## AIM 1
List every distinct ket (a state vector written in bra-ket notation) that appears in the thread on the quantum-mechanical purity operator.
## AIM 2
Reproduce word for word the passage of the thread on the purity operator that runs from "One possible example" up to and including "measurements in quantum mechanics?".

## EXCERPT PROVIDED
========================

# What are constraints on a “purity” operator in quantum mechanics?

Consider the normalized state, written in some orthonormal basis as: $$\psi = A |0\rangle + B |1\rangle$$

Let's define a "purity operator" for a basis as any operator whose expectation value gives 1 for a pure state in this basis, and 0 for the most mixed state in this basis. Inbetween states should give between 0 and 1, although the specific value doesn't matter.

One possible example (please note my question is on the general case though, this specific example is just to aid discussion), is $$\langle \mathcal{O} \rangle = 1 - 4 \frac{|A||B|}{|A|+|B|}$$

What mathematically prevents such measurements in quantum mechanics?

• There is obviously no nontrivial "purity operator" on the Hilbert space because all states $|\psi\rangle$ in the Hilbert space are pure. You could define a "purity operator" on the space of density matrices but it wouldn't be a linear operator because one may get (and usually gets) mixed states by making superpositions of pure states. These non-existences shouldn't be surprising because "purity" is not an observable. An observable is something that you may measure in 1 repetition of an experiment, to get 1 number. Purity can't be measured in this sense. – Luboš Motl Apr 27 '11 at 5:07
• First of all, as others have mentioned below purity and mixedness are properties of density matrices, not pure states. I would think that the von Neumann entropy $S = - Tr \rho \ln (\rho)$ and related measures such as the mutual information $I(\rho_A,\rho_B)$ (a measure of the information shared by two systems $A$ and $B$) would be the starting point for finding a measure of the purity of such systems. – user346 Apr 27 '11 at 8:32

## 2 Answers

From the example you've given, it's clear that you're using the wrong terms to describe what you want. Purity and mixedness apply to density operators and not to state vectors -- if your system is described by a state vector $|\psi\rangle$, it is already pure.

What you seem to want to know is whether there is an operator that, in a particular basis, has an expectation value that lets you know to what degree the state is in a superposition of basis states. I think the uncertainty operator might work for you here. If $S$ is the operator whose eigenstates are $|0\rangle$ and $|1\rangle$, then the operator $(S-\langle S\rangle)^2$ has zero expectation value for the basis states and a non-zero value for all superpositions. You could scale this in some way to give you a value between 0 and 1.

========================

## EXTRACTED DATA

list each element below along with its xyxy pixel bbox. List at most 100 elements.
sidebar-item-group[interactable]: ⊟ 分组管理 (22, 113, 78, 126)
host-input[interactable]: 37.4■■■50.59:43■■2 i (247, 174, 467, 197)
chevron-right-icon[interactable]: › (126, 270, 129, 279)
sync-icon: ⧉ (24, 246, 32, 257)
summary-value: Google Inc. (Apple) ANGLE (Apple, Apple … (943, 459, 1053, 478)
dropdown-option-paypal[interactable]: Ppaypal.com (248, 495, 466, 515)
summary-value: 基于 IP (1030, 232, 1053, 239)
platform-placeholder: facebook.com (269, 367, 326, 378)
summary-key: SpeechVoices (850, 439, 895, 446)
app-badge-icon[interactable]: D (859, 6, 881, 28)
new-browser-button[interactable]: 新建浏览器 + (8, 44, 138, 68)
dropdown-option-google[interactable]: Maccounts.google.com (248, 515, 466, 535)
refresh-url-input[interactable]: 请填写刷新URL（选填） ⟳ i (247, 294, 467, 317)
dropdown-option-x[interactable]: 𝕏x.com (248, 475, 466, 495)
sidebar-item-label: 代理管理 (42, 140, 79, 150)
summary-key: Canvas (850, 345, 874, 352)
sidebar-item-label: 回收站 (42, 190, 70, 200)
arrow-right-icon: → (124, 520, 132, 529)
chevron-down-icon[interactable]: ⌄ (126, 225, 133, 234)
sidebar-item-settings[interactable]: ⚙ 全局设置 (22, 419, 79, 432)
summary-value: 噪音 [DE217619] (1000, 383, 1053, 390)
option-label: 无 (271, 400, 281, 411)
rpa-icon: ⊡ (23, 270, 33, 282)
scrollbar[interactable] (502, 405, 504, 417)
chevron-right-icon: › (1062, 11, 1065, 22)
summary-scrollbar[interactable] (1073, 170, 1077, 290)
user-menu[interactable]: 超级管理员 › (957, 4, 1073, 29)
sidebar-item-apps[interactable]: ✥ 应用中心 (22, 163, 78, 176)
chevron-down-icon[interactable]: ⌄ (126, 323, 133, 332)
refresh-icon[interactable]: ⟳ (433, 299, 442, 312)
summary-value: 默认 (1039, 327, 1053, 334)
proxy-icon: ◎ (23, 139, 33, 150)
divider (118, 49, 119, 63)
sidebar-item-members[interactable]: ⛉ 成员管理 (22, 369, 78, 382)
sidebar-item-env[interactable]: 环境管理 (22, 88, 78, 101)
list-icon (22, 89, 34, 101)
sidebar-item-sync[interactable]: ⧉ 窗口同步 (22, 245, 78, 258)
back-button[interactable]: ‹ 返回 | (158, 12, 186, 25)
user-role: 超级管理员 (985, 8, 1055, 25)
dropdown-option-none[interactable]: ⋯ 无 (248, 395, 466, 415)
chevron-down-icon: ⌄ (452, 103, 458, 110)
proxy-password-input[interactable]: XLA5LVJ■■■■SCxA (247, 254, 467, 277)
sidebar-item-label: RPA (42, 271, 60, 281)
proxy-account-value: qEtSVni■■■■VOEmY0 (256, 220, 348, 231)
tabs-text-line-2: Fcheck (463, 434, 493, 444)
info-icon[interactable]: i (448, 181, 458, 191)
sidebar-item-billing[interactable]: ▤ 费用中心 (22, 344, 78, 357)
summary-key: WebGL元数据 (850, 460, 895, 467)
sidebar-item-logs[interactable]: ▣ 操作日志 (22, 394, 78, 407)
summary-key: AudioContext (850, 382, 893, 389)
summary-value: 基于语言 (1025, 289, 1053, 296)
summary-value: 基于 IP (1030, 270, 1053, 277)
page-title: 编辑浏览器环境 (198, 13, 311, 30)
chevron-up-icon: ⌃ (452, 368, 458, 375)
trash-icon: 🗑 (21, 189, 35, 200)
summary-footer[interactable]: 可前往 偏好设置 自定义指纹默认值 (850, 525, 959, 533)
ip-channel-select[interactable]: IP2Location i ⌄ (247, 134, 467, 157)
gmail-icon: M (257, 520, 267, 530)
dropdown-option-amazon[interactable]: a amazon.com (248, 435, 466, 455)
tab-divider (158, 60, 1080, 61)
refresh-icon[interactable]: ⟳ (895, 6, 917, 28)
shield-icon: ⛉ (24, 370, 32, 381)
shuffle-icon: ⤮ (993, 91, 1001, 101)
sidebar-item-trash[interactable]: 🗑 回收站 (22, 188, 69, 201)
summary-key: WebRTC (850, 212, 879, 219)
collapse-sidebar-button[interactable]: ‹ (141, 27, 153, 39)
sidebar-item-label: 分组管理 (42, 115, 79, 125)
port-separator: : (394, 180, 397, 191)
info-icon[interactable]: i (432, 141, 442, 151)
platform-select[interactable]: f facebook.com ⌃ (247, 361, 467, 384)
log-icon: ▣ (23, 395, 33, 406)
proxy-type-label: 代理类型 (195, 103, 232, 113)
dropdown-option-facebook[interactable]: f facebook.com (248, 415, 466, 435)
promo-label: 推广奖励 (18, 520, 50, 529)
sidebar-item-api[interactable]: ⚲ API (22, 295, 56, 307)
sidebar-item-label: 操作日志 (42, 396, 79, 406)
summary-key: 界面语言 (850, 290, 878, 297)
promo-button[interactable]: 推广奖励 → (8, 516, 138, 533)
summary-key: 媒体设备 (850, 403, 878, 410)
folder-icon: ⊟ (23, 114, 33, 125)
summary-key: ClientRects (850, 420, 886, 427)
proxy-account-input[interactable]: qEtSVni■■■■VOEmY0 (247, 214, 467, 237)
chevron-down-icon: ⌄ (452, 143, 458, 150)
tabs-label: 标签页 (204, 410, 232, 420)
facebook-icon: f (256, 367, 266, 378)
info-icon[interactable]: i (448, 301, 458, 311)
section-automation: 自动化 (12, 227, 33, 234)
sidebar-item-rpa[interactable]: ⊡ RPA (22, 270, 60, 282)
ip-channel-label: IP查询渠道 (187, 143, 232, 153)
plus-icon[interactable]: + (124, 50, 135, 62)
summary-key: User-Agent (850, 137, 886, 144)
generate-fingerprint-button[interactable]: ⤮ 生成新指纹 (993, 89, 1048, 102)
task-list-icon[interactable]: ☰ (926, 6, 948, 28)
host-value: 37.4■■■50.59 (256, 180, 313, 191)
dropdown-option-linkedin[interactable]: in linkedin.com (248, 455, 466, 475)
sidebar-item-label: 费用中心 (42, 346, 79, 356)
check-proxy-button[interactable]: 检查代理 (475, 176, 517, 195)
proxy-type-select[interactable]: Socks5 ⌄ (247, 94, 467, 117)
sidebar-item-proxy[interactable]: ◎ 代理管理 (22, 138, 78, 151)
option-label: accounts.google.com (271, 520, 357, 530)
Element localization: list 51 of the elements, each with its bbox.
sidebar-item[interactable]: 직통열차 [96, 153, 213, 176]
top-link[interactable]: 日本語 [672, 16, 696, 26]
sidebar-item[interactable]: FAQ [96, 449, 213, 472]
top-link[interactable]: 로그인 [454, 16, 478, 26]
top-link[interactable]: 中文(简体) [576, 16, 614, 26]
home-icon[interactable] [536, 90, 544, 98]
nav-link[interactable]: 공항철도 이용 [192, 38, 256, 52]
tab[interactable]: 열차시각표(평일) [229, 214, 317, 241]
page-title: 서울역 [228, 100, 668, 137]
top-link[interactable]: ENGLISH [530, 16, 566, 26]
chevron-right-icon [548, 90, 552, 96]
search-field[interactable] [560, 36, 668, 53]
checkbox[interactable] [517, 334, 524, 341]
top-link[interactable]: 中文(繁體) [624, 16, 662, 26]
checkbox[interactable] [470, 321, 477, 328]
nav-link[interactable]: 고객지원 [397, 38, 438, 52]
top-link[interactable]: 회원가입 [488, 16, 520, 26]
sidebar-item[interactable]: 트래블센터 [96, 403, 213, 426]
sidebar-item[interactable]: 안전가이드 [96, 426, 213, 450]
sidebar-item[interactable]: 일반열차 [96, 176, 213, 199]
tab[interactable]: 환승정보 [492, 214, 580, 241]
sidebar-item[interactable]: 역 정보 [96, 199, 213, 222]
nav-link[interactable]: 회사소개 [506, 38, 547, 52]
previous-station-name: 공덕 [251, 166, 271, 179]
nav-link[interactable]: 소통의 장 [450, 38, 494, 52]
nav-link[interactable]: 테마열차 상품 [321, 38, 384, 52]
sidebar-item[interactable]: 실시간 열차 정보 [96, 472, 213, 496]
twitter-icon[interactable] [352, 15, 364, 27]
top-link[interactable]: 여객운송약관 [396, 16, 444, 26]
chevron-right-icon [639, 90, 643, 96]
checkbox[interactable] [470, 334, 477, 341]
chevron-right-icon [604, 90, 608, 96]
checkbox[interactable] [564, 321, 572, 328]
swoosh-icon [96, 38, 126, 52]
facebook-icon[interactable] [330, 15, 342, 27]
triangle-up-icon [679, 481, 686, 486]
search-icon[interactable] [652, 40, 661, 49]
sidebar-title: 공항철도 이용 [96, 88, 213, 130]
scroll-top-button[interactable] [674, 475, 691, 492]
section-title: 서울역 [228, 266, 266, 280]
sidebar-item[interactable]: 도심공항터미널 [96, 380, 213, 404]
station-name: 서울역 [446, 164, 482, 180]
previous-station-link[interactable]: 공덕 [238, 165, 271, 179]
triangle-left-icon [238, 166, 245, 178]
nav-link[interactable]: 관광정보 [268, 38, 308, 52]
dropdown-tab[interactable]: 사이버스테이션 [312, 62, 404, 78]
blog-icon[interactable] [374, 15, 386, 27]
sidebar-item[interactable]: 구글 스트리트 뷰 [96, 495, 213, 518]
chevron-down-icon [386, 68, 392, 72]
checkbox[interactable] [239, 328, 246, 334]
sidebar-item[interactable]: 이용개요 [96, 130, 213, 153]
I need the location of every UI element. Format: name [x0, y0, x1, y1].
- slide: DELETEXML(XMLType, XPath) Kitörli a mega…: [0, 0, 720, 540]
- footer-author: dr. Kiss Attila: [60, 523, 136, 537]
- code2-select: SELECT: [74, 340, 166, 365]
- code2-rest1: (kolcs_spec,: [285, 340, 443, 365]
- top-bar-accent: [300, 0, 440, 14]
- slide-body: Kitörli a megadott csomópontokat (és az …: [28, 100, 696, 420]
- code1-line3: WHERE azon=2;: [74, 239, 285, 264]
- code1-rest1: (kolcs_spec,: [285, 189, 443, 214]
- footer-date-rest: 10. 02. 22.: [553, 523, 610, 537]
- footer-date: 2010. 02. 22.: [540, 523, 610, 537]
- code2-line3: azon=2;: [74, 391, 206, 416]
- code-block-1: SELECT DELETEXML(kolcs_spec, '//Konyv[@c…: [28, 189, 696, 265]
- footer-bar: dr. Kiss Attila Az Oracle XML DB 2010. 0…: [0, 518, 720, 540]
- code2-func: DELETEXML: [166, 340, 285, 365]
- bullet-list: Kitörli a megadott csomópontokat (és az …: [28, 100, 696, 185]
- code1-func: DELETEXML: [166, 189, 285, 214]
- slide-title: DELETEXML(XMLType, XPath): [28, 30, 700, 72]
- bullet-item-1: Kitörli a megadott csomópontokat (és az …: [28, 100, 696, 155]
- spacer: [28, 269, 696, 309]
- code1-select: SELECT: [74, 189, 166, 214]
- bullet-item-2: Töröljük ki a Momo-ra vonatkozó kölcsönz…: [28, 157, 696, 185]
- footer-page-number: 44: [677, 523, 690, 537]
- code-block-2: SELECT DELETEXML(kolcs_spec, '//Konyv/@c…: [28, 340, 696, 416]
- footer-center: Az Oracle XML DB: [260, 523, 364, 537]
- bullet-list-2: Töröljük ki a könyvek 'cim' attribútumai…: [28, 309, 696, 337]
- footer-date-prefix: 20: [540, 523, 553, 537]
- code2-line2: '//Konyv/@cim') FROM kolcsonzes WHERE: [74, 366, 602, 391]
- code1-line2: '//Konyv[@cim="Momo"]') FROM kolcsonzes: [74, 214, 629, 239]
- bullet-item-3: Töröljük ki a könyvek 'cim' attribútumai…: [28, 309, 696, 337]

========================

## EXERCISE RESULT 1
$|0\rangle$, $|1\rangle$, $|\psi\rangle$

## EXERCISE RESULT 2
One possible example (please note my question is on the general case though, this specific example is just to aid discussion), is $$\langle \mathcal{O} \rangle = 1 - 4 \frac{|A||B|}{|A|+|B|}$$

What mathematically prevents such measurements in quantum mechanics?